■ TASK REQUIREMENTS
Make an exact copy of all the entries below, with the pictures left out.

(Records that describe figures)
○ ○ ○
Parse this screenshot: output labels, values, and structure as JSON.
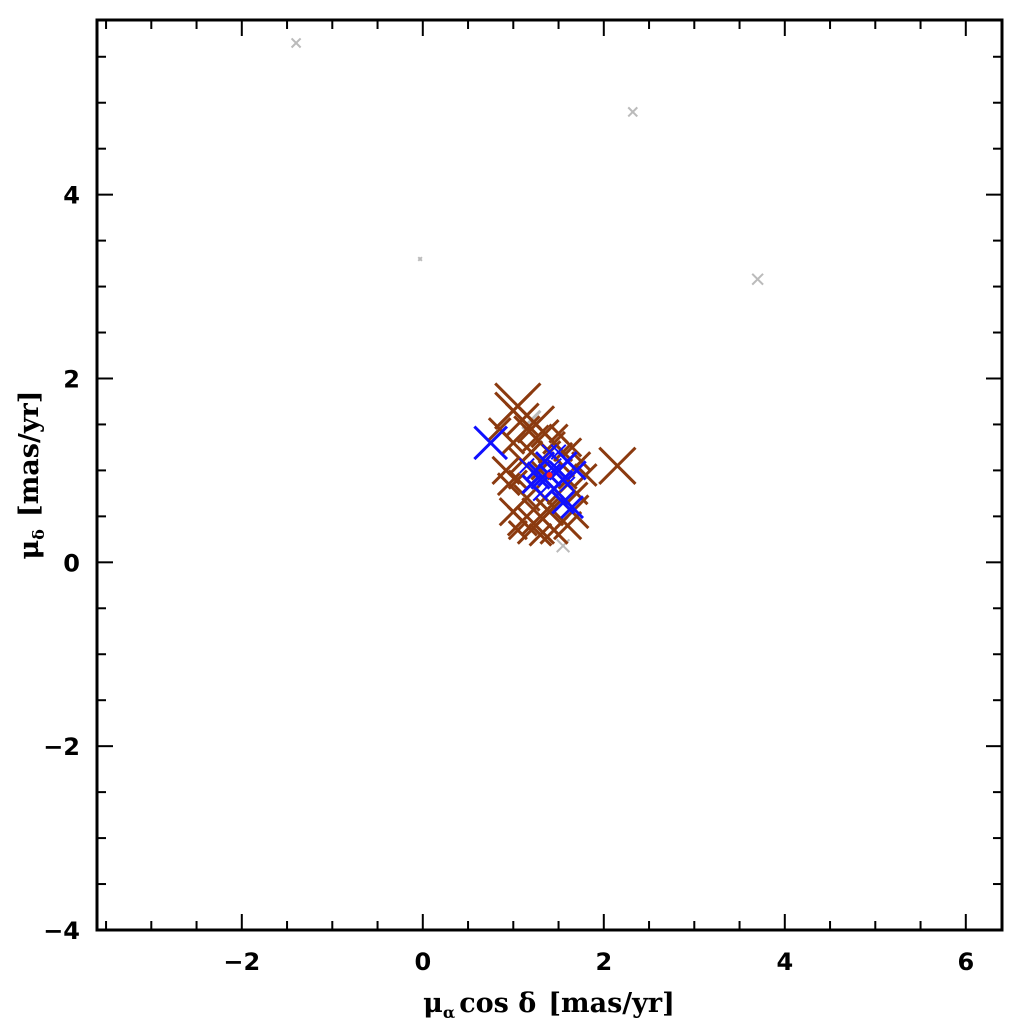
{
  "chart_data": {
    "type": "scatter",
    "title": "",
    "xlabel": {
      "mu": "μ",
      "sub": "α",
      "rest": "cos δ",
      "unit": "[mas/yr]"
    },
    "ylabel": {
      "mu": "μ",
      "sub": "δ",
      "unit": "[mas/yr]"
    },
    "xlim": [
      -3.6,
      6.4
    ],
    "ylim": [
      -4.0,
      5.9
    ],
    "xticks": [
      -2,
      0,
      2,
      4,
      6
    ],
    "yticks": [
      -4,
      -2,
      0,
      2,
      4
    ],
    "grid": false,
    "legend": "none",
    "series": [
      {
        "color": "#bbbbbb",
        "marker": "x",
        "points": [
          {
            "x": -1.4,
            "y": 5.65,
            "size": 0.05
          },
          {
            "x": 2.32,
            "y": 4.9,
            "size": 0.05
          },
          {
            "x": 3.7,
            "y": 3.08,
            "size": 0.06
          },
          {
            "x": -0.03,
            "y": 3.3,
            "size": 0.02
          },
          {
            "x": 1.55,
            "y": 0.18,
            "size": 0.07
          },
          {
            "x": 1.2,
            "y": 1.55,
            "size": 0.1
          }
        ]
      },
      {
        "color": "#8b3a0f",
        "marker": "x",
        "points": [
          {
            "x": 1.0,
            "y": 1.65,
            "size": 0.2
          },
          {
            "x": 1.05,
            "y": 1.7,
            "size": 0.25
          },
          {
            "x": 1.25,
            "y": 1.5,
            "size": 0.2
          },
          {
            "x": 1.1,
            "y": 1.55,
            "size": 0.18
          },
          {
            "x": 1.35,
            "y": 1.4,
            "size": 0.15
          },
          {
            "x": 1.45,
            "y": 1.3,
            "size": 0.12
          },
          {
            "x": 1.55,
            "y": 1.2,
            "size": 0.1
          },
          {
            "x": 1.65,
            "y": 1.25,
            "size": 0.1
          },
          {
            "x": 1.0,
            "y": 1.3,
            "size": 0.12
          },
          {
            "x": 0.92,
            "y": 1.0,
            "size": 0.15
          },
          {
            "x": 0.95,
            "y": 0.85,
            "size": 0.12
          },
          {
            "x": 1.1,
            "y": 1.1,
            "size": 0.15
          },
          {
            "x": 1.2,
            "y": 1.2,
            "size": 0.12
          },
          {
            "x": 1.05,
            "y": 0.9,
            "size": 0.1
          },
          {
            "x": 1.15,
            "y": 0.7,
            "size": 0.14
          },
          {
            "x": 1.0,
            "y": 0.55,
            "size": 0.15
          },
          {
            "x": 1.1,
            "y": 0.45,
            "size": 0.16
          },
          {
            "x": 1.25,
            "y": 0.4,
            "size": 0.2
          },
          {
            "x": 1.3,
            "y": 0.5,
            "size": 0.2
          },
          {
            "x": 1.4,
            "y": 0.55,
            "size": 0.15
          },
          {
            "x": 1.45,
            "y": 0.35,
            "size": 0.15
          },
          {
            "x": 1.6,
            "y": 0.4,
            "size": 0.15
          },
          {
            "x": 1.65,
            "y": 0.55,
            "size": 0.18
          },
          {
            "x": 1.7,
            "y": 0.75,
            "size": 0.12
          },
          {
            "x": 1.8,
            "y": 0.95,
            "size": 0.12
          },
          {
            "x": 1.75,
            "y": 1.1,
            "size": 0.1
          },
          {
            "x": 1.6,
            "y": 0.9,
            "size": 0.1
          },
          {
            "x": 2.15,
            "y": 1.05,
            "size": 0.2
          },
          {
            "x": 1.3,
            "y": 1.0,
            "size": 0.1
          },
          {
            "x": 1.2,
            "y": 0.85,
            "size": 0.1
          },
          {
            "x": 1.35,
            "y": 0.7,
            "size": 0.12
          },
          {
            "x": 1.5,
            "y": 0.75,
            "size": 0.12
          },
          {
            "x": 1.55,
            "y": 1.05,
            "size": 0.12
          },
          {
            "x": 1.4,
            "y": 1.2,
            "size": 0.12
          },
          {
            "x": 1.25,
            "y": 1.35,
            "size": 0.14
          },
          {
            "x": 1.15,
            "y": 1.45,
            "size": 0.14
          },
          {
            "x": 0.85,
            "y": 1.45,
            "size": 0.12
          },
          {
            "x": 1.5,
            "y": 1.4,
            "size": 0.1
          },
          {
            "x": 1.3,
            "y": 0.3,
            "size": 0.12
          },
          {
            "x": 1.05,
            "y": 0.35,
            "size": 0.1
          }
        ]
      },
      {
        "color": "#1010ff",
        "marker": "x",
        "points": [
          {
            "x": 0.75,
            "y": 1.3,
            "size": 0.18
          },
          {
            "x": 1.4,
            "y": 0.95,
            "size": 0.12
          },
          {
            "x": 1.3,
            "y": 0.9,
            "size": 0.1
          },
          {
            "x": 1.5,
            "y": 1.0,
            "size": 0.1
          },
          {
            "x": 1.25,
            "y": 1.0,
            "size": 0.09
          },
          {
            "x": 1.55,
            "y": 0.9,
            "size": 0.1
          },
          {
            "x": 1.35,
            "y": 1.1,
            "size": 0.1
          },
          {
            "x": 1.45,
            "y": 0.8,
            "size": 0.1
          },
          {
            "x": 1.6,
            "y": 1.1,
            "size": 0.1
          },
          {
            "x": 1.2,
            "y": 0.85,
            "size": 0.1
          },
          {
            "x": 1.7,
            "y": 1.0,
            "size": 0.1
          },
          {
            "x": 1.4,
            "y": 1.2,
            "size": 0.08
          },
          {
            "x": 1.55,
            "y": 0.65,
            "size": 0.12
          },
          {
            "x": 1.65,
            "y": 0.6,
            "size": 0.12
          },
          {
            "x": 1.3,
            "y": 0.75,
            "size": 0.08
          },
          {
            "x": 1.5,
            "y": 1.2,
            "size": 0.08
          },
          {
            "x": 1.15,
            "y": 1.05,
            "size": 0.08
          },
          {
            "x": 1.6,
            "y": 0.85,
            "size": 0.08
          },
          {
            "x": 1.45,
            "y": 1.05,
            "size": 0.08
          }
        ]
      },
      {
        "color": "#ff2020",
        "marker": "dot",
        "points": [
          {
            "x": 1.4,
            "y": 0.95,
            "size": 0.03
          }
        ]
      }
    ]
  }
}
○ ○ ○
■ FULL SOLUTION
Parse this screenshot: output labels, values, and structure as JSON.
{
  "chart_data": {
    "type": "scatter",
    "title": "",
    "xlabel": {
      "mu": "μ",
      "sub": "α",
      "rest": "cos δ",
      "unit": "[mas/yr]"
    },
    "ylabel": {
      "mu": "μ",
      "sub": "δ",
      "unit": "[mas/yr]"
    },
    "xlim": [
      -3.6,
      6.4
    ],
    "ylim": [
      -4.0,
      5.9
    ],
    "xticks": [
      -2,
      0,
      2,
      4,
      6
    ],
    "yticks": [
      -4,
      -2,
      0,
      2,
      4
    ],
    "grid": false,
    "legend": "none",
    "series": [
      {
        "color": "#bbbbbb",
        "marker": "x",
        "points": [
          {
            "x": -1.4,
            "y": 5.65,
            "size": 0.05
          },
          {
            "x": 2.32,
            "y": 4.9,
            "size": 0.05
          },
          {
            "x": 3.7,
            "y": 3.08,
            "size": 0.06
          },
          {
            "x": -0.03,
            "y": 3.3,
            "size": 0.02
          },
          {
            "x": 1.55,
            "y": 0.18,
            "size": 0.07
          },
          {
            "x": 1.2,
            "y": 1.55,
            "size": 0.1
          }
        ]
      },
      {
        "color": "#8b3a0f",
        "marker": "x",
        "points": [
          {
            "x": 1.0,
            "y": 1.65,
            "size": 0.2
          },
          {
            "x": 1.05,
            "y": 1.7,
            "size": 0.25
          },
          {
            "x": 1.25,
            "y": 1.5,
            "size": 0.2
          },
          {
            "x": 1.1,
            "y": 1.55,
            "size": 0.18
          },
          {
            "x": 1.35,
            "y": 1.4,
            "size": 0.15
          },
          {
            "x": 1.45,
            "y": 1.3,
            "size": 0.12
          },
          {
            "x": 1.55,
            "y": 1.2,
            "size": 0.1
          },
          {
            "x": 1.65,
            "y": 1.25,
            "size": 0.1
          },
          {
            "x": 1.0,
            "y": 1.3,
            "size": 0.12
          },
          {
            "x": 0.92,
            "y": 1.0,
            "size": 0.15
          },
          {
            "x": 0.95,
            "y": 0.85,
            "size": 0.12
          },
          {
            "x": 1.1,
            "y": 1.1,
            "size": 0.15
          },
          {
            "x": 1.2,
            "y": 1.2,
            "size": 0.12
          },
          {
            "x": 1.05,
            "y": 0.9,
            "size": 0.1
          },
          {
            "x": 1.15,
            "y": 0.7,
            "size": 0.14
          },
          {
            "x": 1.0,
            "y": 0.55,
            "size": 0.15
          },
          {
            "x": 1.1,
            "y": 0.45,
            "size": 0.16
          },
          {
            "x": 1.25,
            "y": 0.4,
            "size": 0.2
          },
          {
            "x": 1.3,
            "y": 0.5,
            "size": 0.2
          },
          {
            "x": 1.4,
            "y": 0.55,
            "size": 0.15
          },
          {
            "x": 1.45,
            "y": 0.35,
            "size": 0.15
          },
          {
            "x": 1.6,
            "y": 0.4,
            "size": 0.15
          },
          {
            "x": 1.65,
            "y": 0.55,
            "size": 0.18
          },
          {
            "x": 1.7,
            "y": 0.75,
            "size": 0.12
          },
          {
            "x": 1.8,
            "y": 0.95,
            "size": 0.12
          },
          {
            "x": 1.75,
            "y": 1.1,
            "size": 0.1
          },
          {
            "x": 1.6,
            "y": 0.9,
            "size": 0.1
          },
          {
            "x": 2.15,
            "y": 1.05,
            "size": 0.2
          },
          {
            "x": 1.3,
            "y": 1.0,
            "size": 0.1
          },
          {
            "x": 1.2,
            "y": 0.85,
            "size": 0.1
          },
          {
            "x": 1.35,
            "y": 0.7,
            "size": 0.12
          },
          {
            "x": 1.5,
            "y": 0.75,
            "size": 0.12
          },
          {
            "x": 1.55,
            "y": 1.05,
            "size": 0.12
          },
          {
            "x": 1.4,
            "y": 1.2,
            "size": 0.12
          },
          {
            "x": 1.25,
            "y": 1.35,
            "size": 0.14
          },
          {
            "x": 1.15,
            "y": 1.45,
            "size": 0.14
          },
          {
            "x": 0.85,
            "y": 1.45,
            "size": 0.12
          },
          {
            "x": 1.5,
            "y": 1.4,
            "size": 0.1
          },
          {
            "x": 1.3,
            "y": 0.3,
            "size": 0.12
          },
          {
            "x": 1.05,
            "y": 0.35,
            "size": 0.1
          }
        ]
      },
      {
        "color": "#1010ff",
        "marker": "x",
        "points": [
          {
            "x": 0.75,
            "y": 1.3,
            "size": 0.18
          },
          {
            "x": 1.4,
            "y": 0.95,
            "size": 0.12
          },
          {
            "x": 1.3,
            "y": 0.9,
            "size": 0.1
          },
          {
            "x": 1.5,
            "y": 1.0,
            "size": 0.1
          },
          {
            "x": 1.25,
            "y": 1.0,
            "size": 0.09
          },
          {
            "x": 1.55,
            "y": 0.9,
            "size": 0.1
          },
          {
            "x": 1.35,
            "y": 1.1,
            "size": 0.1
          },
          {
            "x": 1.45,
            "y": 0.8,
            "size": 0.1
          },
          {
            "x": 1.6,
            "y": 1.1,
            "size": 0.1
          },
          {
            "x": 1.2,
            "y": 0.85,
            "size": 0.1
          },
          {
            "x": 1.7,
            "y": 1.0,
            "size": 0.1
          },
          {
            "x": 1.4,
            "y": 1.2,
            "size": 0.08
          },
          {
            "x": 1.55,
            "y": 0.65,
            "size": 0.12
          },
          {
            "x": 1.65,
            "y": 0.6,
            "size": 0.12
          },
          {
            "x": 1.3,
            "y": 0.75,
            "size": 0.08
          },
          {
            "x": 1.5,
            "y": 1.2,
            "size": 0.08
          },
          {
            "x": 1.15,
            "y": 1.05,
            "size": 0.08
          },
          {
            "x": 1.6,
            "y": 0.85,
            "size": 0.08
          },
          {
            "x": 1.45,
            "y": 1.05,
            "size": 0.08
          }
        ]
      },
      {
        "color": "#ff2020",
        "marker": "dot",
        "points": [
          {
            "x": 1.4,
            "y": 0.95,
            "size": 0.03
          }
        ]
      }
    ]
  }
}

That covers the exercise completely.